* EXERCISE INSTRUCTIONS *
Repeat every line exactly, keeping the pictures out of the copy.

------ RECORDS PROVIDED ------

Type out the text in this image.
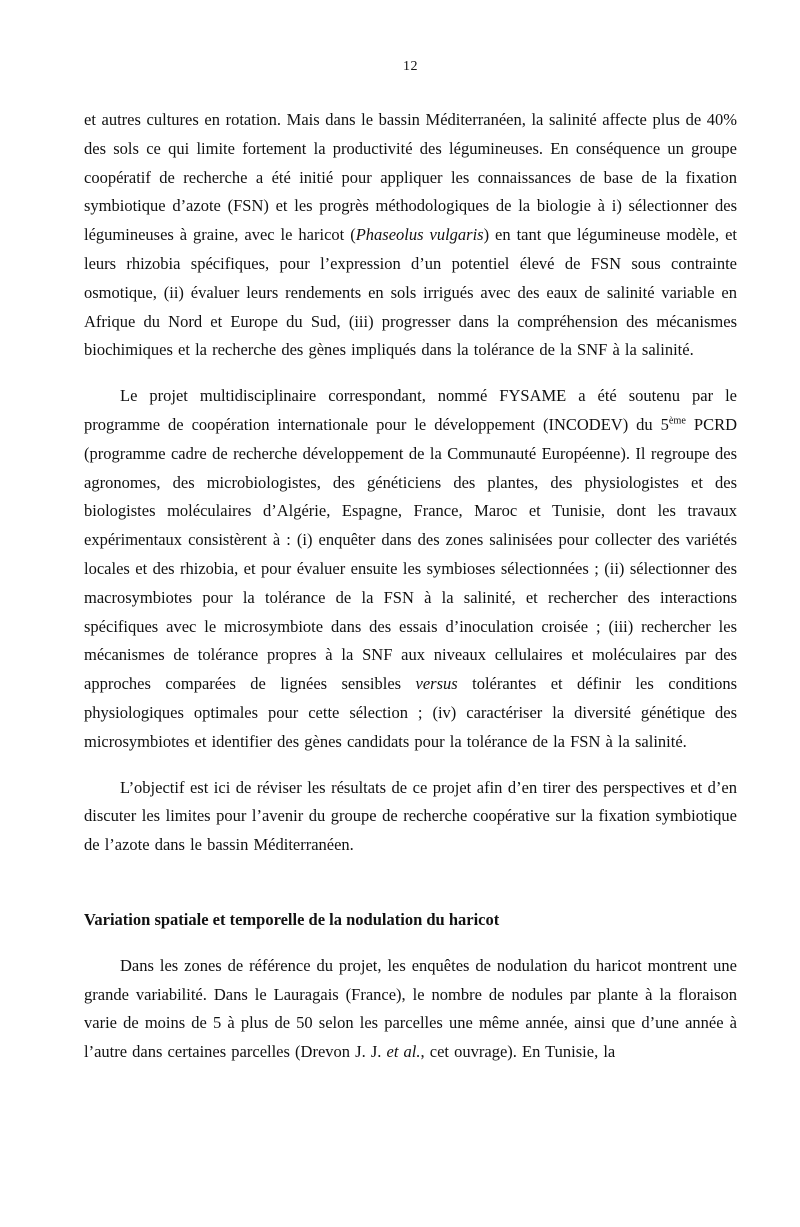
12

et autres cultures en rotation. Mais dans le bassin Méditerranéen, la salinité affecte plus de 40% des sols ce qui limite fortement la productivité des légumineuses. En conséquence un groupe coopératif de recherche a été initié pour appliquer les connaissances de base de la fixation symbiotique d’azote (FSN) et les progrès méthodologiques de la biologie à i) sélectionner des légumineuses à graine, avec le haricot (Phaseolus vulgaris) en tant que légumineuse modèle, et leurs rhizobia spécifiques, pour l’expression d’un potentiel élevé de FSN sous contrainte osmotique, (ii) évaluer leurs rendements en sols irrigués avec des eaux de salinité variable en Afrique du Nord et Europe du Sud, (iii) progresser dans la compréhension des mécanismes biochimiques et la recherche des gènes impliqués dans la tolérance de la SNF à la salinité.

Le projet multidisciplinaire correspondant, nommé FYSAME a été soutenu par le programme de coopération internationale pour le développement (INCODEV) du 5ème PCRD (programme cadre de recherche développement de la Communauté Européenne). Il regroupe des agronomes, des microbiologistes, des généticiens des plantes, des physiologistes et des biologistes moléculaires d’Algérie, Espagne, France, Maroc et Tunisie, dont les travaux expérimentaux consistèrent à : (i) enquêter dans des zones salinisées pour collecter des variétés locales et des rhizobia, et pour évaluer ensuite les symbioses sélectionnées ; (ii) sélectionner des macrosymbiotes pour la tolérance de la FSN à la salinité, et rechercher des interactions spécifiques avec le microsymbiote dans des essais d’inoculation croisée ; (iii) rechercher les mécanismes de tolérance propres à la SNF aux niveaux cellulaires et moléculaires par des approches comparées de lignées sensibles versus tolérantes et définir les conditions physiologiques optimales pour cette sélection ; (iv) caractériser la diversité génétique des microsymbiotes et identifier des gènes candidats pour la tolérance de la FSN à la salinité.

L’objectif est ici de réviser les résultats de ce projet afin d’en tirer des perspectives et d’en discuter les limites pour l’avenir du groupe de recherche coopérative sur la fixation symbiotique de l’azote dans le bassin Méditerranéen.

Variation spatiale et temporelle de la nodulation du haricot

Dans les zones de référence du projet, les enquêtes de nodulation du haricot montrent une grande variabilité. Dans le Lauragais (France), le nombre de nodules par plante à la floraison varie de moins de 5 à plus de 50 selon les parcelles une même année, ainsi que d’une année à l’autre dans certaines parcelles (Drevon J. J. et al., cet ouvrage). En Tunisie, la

------

* SOLUTION TO THE PROBLEM *
Type out the text in this image.
12

et autres cultures en rotation. Mais dans le bassin Méditerranéen, la salinité affecte plus de 40% des sols ce qui limite fortement la productivité des légumineuses. En conséquence un groupe coopératif de recherche a été initié pour appliquer les connaissances de base de la fixation symbiotique d’azote (FSN) et les progrès méthodologiques de la biologie à i) sélectionner des légumineuses à graine, avec le haricot (Phaseolus vulgaris) en tant que légumineuse modèle, et leurs rhizobia spécifiques, pour l’expression d’un potentiel élevé de FSN sous contrainte osmotique, (ii) évaluer leurs rendements en sols irrigués avec des eaux de salinité variable en Afrique du Nord et Europe du Sud, (iii) progresser dans la compréhension des mécanismes biochimiques et la recherche des gènes impliqués dans la tolérance de la SNF à la salinité.

Le projet multidisciplinaire correspondant, nommé FYSAME a été soutenu par le programme de coopération internationale pour le développement (INCODEV) du 5ème PCRD (programme cadre de recherche développement de la Communauté Européenne). Il regroupe des agronomes, des microbiologistes, des généticiens des plantes, des physiologistes et des biologistes moléculaires d’Algérie, Espagne, France, Maroc et Tunisie, dont les travaux expérimentaux consistèrent à : (i) enquêter dans des zones salinisées pour collecter des variétés locales et des rhizobia, et pour évaluer ensuite les symbioses sélectionnées ; (ii) sélectionner des macrosymbiotes pour la tolérance de la FSN à la salinité, et rechercher des interactions spécifiques avec le microsymbiote dans des essais d’inoculation croisée ; (iii) rechercher les mécanismes de tolérance propres à la SNF aux niveaux cellulaires et moléculaires par des approches comparées de lignées sensibles versus tolérantes et définir les conditions physiologiques optimales pour cette sélection ; (iv) caractériser la diversité génétique des microsymbiotes et identifier des gènes candidats pour la tolérance de la FSN à la salinité.

L’objectif est ici de réviser les résultats de ce projet afin d’en tirer des perspectives et d’en discuter les limites pour l’avenir du groupe de recherche coopérative sur la fixation symbiotique de l’azote dans le bassin Méditerranéen.

Variation spatiale et temporelle de la nodulation du haricot

Dans les zones de référence du projet, les enquêtes de nodulation du haricot montrent une grande variabilité. Dans le Lauragais (France), le nombre de nodules par plante à la floraison varie de moins de 5 à plus de 50 selon les parcelles une même année, ainsi que d’une année à l’autre dans certaines parcelles (Drevon J. J. et al., cet ouvrage). En Tunisie, la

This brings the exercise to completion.